Task - In two sentences, what does the fentanyl study excerpt report?
-------- Page excerpt
Pragmatic pharmacology: population pharmacokinetic analysis of fentanyl using remnant samples from children after cardiac surgery.

AIMS One barrier contributing to the lack of pharmacokinetic (PK) data in paediatric populations is the need for serial sampling. Analysis of clinically obtained specimens and data may overcome this barrier. To add evidence for the feasibility of this approach, we sought to determine PK parameters for fentanyl in children after cardiac surgery using specimens and data generated in the course of clinical care, without collecting additional blood samples. METHODS We measured fentanyl concentrations in plasma from leftover clinically-obtained specimens in 130 paediatric cardiac surgery patients and successfully generated a PK dataset using drug dosing data extracted from electronic medical records. Using a population PK approach, we estimated PK parameters for this population, assessed model goodness-of-fit and internal model validation, and performed subset data analyses. Through simulation studies, we compared predicted fentanyl concentrations using model-driven weight-adjusted per kg vs. fixed per kg fentanyl dosing. RESULTS Fentanyl clearance for a 6.4 kg child, the median weight in our cohort, is 5.7 l h(-1) (2.2-9.2 l h(-1) ), similar to values found in prior formal PK studies. Model assessment and subset analyses indicated the model adequately fit the data. Of the covariates studied, only weight significantly impacted fentanyl kinetics, but substantial inter-individual variability remained. In simulation studies, model-driven weight-adjusted per kg fentanyl dosing led to more consistent therapeutic fentanyl concentrations than fixed per kg dosing. CONCLUSIONS We show here that population PK modelling using sparse remnant samples and electronic medical records data provides a powerful tool for assessment of drug kinetics and generation of individualized dosing regimens.
----------------
-------- Record set
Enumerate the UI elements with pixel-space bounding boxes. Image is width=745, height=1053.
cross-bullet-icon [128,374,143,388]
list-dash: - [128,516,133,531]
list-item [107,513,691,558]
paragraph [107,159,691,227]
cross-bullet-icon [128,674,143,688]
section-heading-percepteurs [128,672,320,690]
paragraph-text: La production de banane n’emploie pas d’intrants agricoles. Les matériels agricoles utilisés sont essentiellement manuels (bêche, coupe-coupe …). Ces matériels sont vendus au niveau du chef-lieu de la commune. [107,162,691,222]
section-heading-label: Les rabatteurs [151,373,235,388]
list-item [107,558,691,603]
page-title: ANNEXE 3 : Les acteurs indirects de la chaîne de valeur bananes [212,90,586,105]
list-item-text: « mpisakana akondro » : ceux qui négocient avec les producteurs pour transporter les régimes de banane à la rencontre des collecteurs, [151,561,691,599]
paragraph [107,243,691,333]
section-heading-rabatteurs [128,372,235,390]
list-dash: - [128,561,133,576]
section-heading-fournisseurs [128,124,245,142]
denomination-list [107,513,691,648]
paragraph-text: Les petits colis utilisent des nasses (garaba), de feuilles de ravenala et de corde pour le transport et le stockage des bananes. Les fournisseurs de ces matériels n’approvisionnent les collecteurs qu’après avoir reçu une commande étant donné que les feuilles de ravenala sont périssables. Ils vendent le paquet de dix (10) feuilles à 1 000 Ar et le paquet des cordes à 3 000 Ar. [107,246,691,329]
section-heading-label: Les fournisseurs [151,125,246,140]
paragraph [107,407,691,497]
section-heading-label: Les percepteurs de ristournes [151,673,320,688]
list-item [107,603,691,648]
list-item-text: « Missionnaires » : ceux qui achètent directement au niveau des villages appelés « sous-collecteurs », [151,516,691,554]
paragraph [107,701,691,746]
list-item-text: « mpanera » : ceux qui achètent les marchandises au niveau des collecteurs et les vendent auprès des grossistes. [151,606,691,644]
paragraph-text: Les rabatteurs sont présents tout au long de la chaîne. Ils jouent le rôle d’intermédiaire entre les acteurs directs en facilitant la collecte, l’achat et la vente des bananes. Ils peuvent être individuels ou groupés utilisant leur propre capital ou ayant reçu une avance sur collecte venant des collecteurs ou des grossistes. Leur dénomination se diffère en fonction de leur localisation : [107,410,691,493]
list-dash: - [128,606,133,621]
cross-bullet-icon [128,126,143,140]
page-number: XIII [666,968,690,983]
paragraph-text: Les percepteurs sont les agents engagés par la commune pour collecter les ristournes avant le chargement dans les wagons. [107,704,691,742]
----------------
Result of this task - Using leftover clinically obtained plasma specimens and electronic medical record dosing data from 130 pediatric cardiac surgery patients, the researchers built a population pharmacokinetic model for fentanyl without collecting additional blood samples, estimating clearance for a 6.4 kg child at 5.7 l h(-1), similar to values from prior formal studies. Only weight significantly affected fentanyl kinetics, and simulations showed that model-driven weight-adjusted per kg dosing led to more consistent therapeutic concentrations than fixed per kg dosing.